■ **Records for the exercise**
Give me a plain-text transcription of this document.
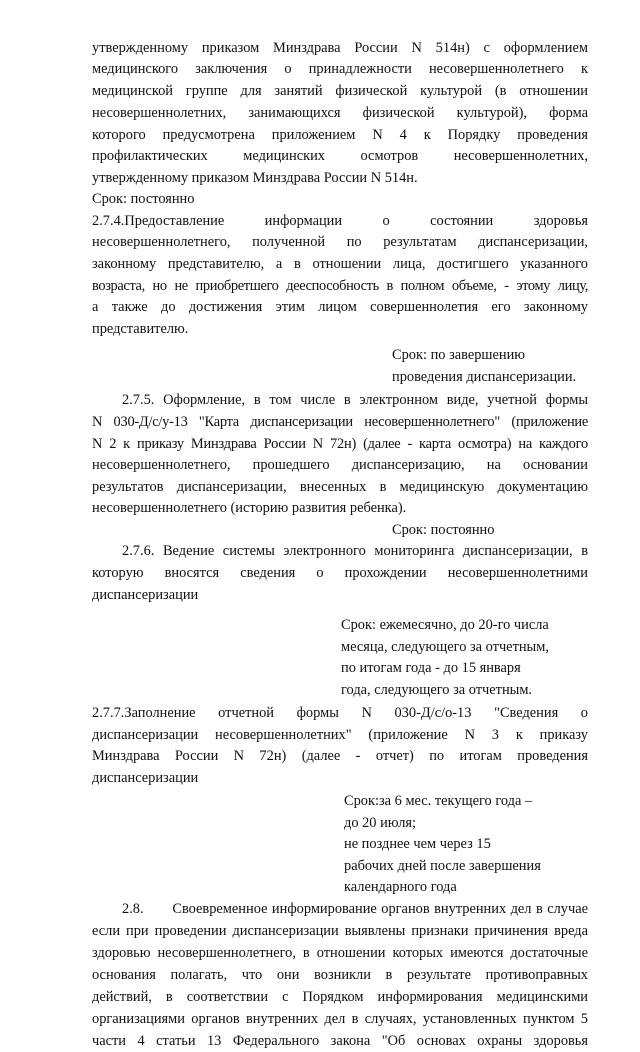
утвержденному приказом Минздрава России N 514н) с оформлением
медицинского заключения о принадлежности несовершеннолетнего к
медицинской группе для занятий физической культурой (в отношении
несовершеннолетних, занимающихся физической культурой), форма
которого предусмотрена приложением N 4 к Порядку проведения
профилактических медицинских осмотров несовершеннолетних,
утвержденному приказом Минздрава России N 514н.
Срок: постоянно
2.7.4.Предоставление информации о состоянии здоровья
несовершеннолетнего, полученной по результатам диспансеризации,
законному представителю, а в отношении лица, достигшего указанного
возраста, но не приобретшего дееспособность в полном объеме, - этому лицу,
а также до достижения этим лицом совершеннолетия его законному
представителю.
Срок: по завершению
проведения диспансеризации.
2.7.5. Оформление, в том числе в электронном виде, учетной формы
N 030-Д/с/у-13 "Карта диспансеризации несовершеннолетнего" (приложение
N 2 к приказу Минздрава России N 72н) (далее - карта осмотра) на каждого
несовершеннолетнего, прошедшего диспансеризацию, на основании
результатов диспансеризации, внесенных в медицинскую документацию
несовершеннолетнего (историю развития ребенка).
Срок: постоянно
2.7.6. Ведение системы электронного мониторинга диспансеризации, в
которую вносятся сведения о прохождении несовершеннолетними
диспансеризации
Срок: ежемесячно, до 20-го числа
месяца, следующего за отчетным,
по итогам года - до 15 января
года, следующего за отчетным.
2.7.7.Заполнение отчетной формы N 030-Д/с/о-13 "Сведения о
диспансеризации несовершеннолетних" (приложение N 3 к приказу
Минздрава России N 72н) (далее - отчет) по итогам проведения
диспансеризации
Срок:за 6 мес. текущего года –
до 20 июля;
не позднее чем через 15
рабочих дней после завершения
календарного года
2.8.  Своевременное информирование органов внутренних дел в случае
если при проведении диспансеризации выявлены признаки причинения вреда
здоровью несовершеннолетнего, в отношении которых имеются достаточные
основания полагать, что они возникли в результате противоправных
действий, в соответствии с Порядком информирования медицинскими
организациями органов внутренних дел в случаях, установленных пунктом 5
части 4 статьи 13 Федерального закона "Об основах охраны здоровья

■ **Task goal**
Leave out the pictures, and give all the records again exactly.

■ **Reply**
Give me a plain-text transcription of this document.
утвержденному приказом Минздрава России N 514н) с оформлением
медицинского заключения о принадлежности несовершеннолетнего к
медицинской группе для занятий физической культурой (в отношении
несовершеннолетних, занимающихся физической культурой), форма
которого предусмотрена приложением N 4 к Порядку проведения
профилактических медицинских осмотров несовершеннолетних,
утвержденному приказом Минздрава России N 514н.
Срок: постоянно
2.7.4.Предоставление информации о состоянии здоровья
несовершеннолетнего, полученной по результатам диспансеризации,
законному представителю, а в отношении лица, достигшего указанного
возраста, но не приобретшего дееспособность в полном объеме, - этому лицу,
а также до достижения этим лицом совершеннолетия его законному
представителю.
Срок: по завершению
проведения диспансеризации.
2.7.5. Оформление, в том числе в электронном виде, учетной формы
N 030-Д/с/у-13 "Карта диспансеризации несовершеннолетнего" (приложение
N 2 к приказу Минздрава России N 72н) (далее - карта осмотра) на каждого
несовершеннолетнего, прошедшего диспансеризацию, на основании
результатов диспансеризации, внесенных в медицинскую документацию
несовершеннолетнего (историю развития ребенка).
Срок: постоянно
2.7.6. Ведение системы электронного мониторинга диспансеризации, в
которую вносятся сведения о прохождении несовершеннолетними
диспансеризации
Срок: ежемесячно, до 20-го числа
месяца, следующего за отчетным,
по итогам года - до 15 января
года, следующего за отчетным.
2.7.7.Заполнение отчетной формы N 030-Д/с/о-13 "Сведения о
диспансеризации несовершеннолетних" (приложение N 3 к приказу
Минздрава России N 72н) (далее - отчет) по итогам проведения
диспансеризации
Срок:за 6 мес. текущего года –
до 20 июля;
не позднее чем через 15
рабочих дней после завершения
календарного года
2.8.  Своевременное информирование органов внутренних дел в случае
если при проведении диспансеризации выявлены признаки причинения вреда
здоровью несовершеннолетнего, в отношении которых имеются достаточные
основания полагать, что они возникли в результате противоправных
действий, в соответствии с Порядком информирования медицинскими
организациями органов внутренних дел в случаях, установленных пунктом 5
части 4 статьи 13 Федерального закона "Об основах охраны здоровья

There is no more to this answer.